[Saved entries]
=====

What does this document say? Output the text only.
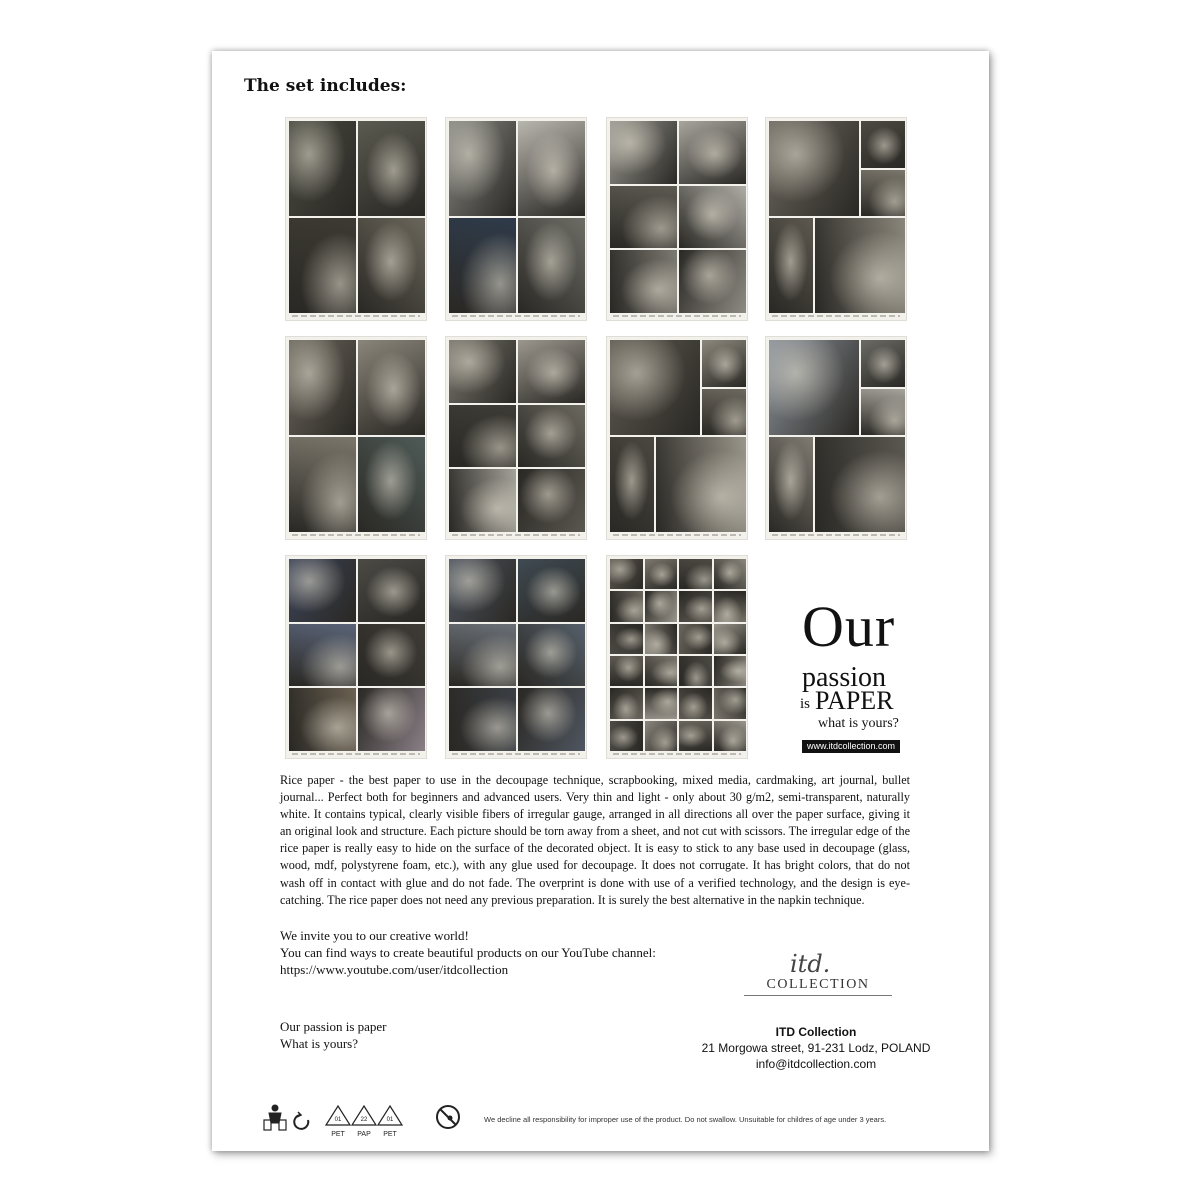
The set includes:
Our
passion
is PAPER
what is yours?
www.itdcollection.com
Rice paper - the best paper to use in the decoupage technique, scrapbooking, mixed media, cardmaking, art journal, bullet journal... Perfect both for beginners and advanced users. Very thin and light - only about 30 g/m2, semi-transparent, naturally white. It contains typical, clearly visible fibers of irregular gauge, arranged in all directions all over the paper surface, giving it an original look and structure. Each picture should be torn away from a sheet, and not cut with scissors. The irregular edge of the rice paper is really easy to hide on the surface of the decorated object. It is easy to stick to any base used in decoupage (glass, wood, mdf, polystyrene foam, etc.), with any glue used for decoupage. It does not corrugate. It has bright colors, that do not wash off in contact with glue and do not fade. The overprint is done with use of a verified technology, and the design is eye-catching. The rice paper does not need any previous preparation. It is surely the best alternative in the napkin technique.
We invite you to our creative world!
You can find ways to create beautiful products on our YouTube channel:
https://www.youtube.com/user/itdcollection
Our passion is paper
What is yours?
itd.
COLLECTION
ITD Collection
21 Morgowa street, 91-231 Lodz, POLAND
info@itdcollection.com
01	22	01
PET PAP PET
We decline all responsibility for improper use of the product. Do not swallow. Unsuitable for childres of age under 3 years.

=====

### WHAT IS ASKED
Reproduce the full material exactly, excluding the pictures.

### THE REPLY
What does this document say? Output the text only.
The set includes:
Our
passion
is PAPER
what is yours?
www.itdcollection.com
Rice paper - the best paper to use in the decoupage technique, scrapbooking, mixed media, cardmaking, art journal, bullet journal... Perfect both for beginners and advanced users. Very thin and light - only about 30 g/m2, semi-transparent, naturally white. It contains typical, clearly visible fibers of irregular gauge, arranged in all directions all over the paper surface, giving it an original look and structure. Each picture should be torn away from a sheet, and not cut with scissors. The irregular edge of the rice paper is really easy to hide on the surface of the decorated object. It is easy to stick to any base used in decoupage (glass, wood, mdf, polystyrene foam, etc.), with any glue used for decoupage. It does not corrugate. It has bright colors, that do not wash off in contact with glue and do not fade. The overprint is done with use of a verified technology, and the design is eye-catching. The rice paper does not need any previous preparation. It is surely the best alternative in the napkin technique.
We invite you to our creative world!
You can find ways to create beautiful products on our YouTube channel:
https://www.youtube.com/user/itdcollection
Our passion is paper
What is yours?
itd.
COLLECTION
ITD Collection
21 Morgowa street, 91-231 Lodz, POLAND
info@itdcollection.com
01	22	01
PET PAP PET
We decline all responsibility for improper use of the product. Do not swallow. Unsuitable for childres of age under 3 years.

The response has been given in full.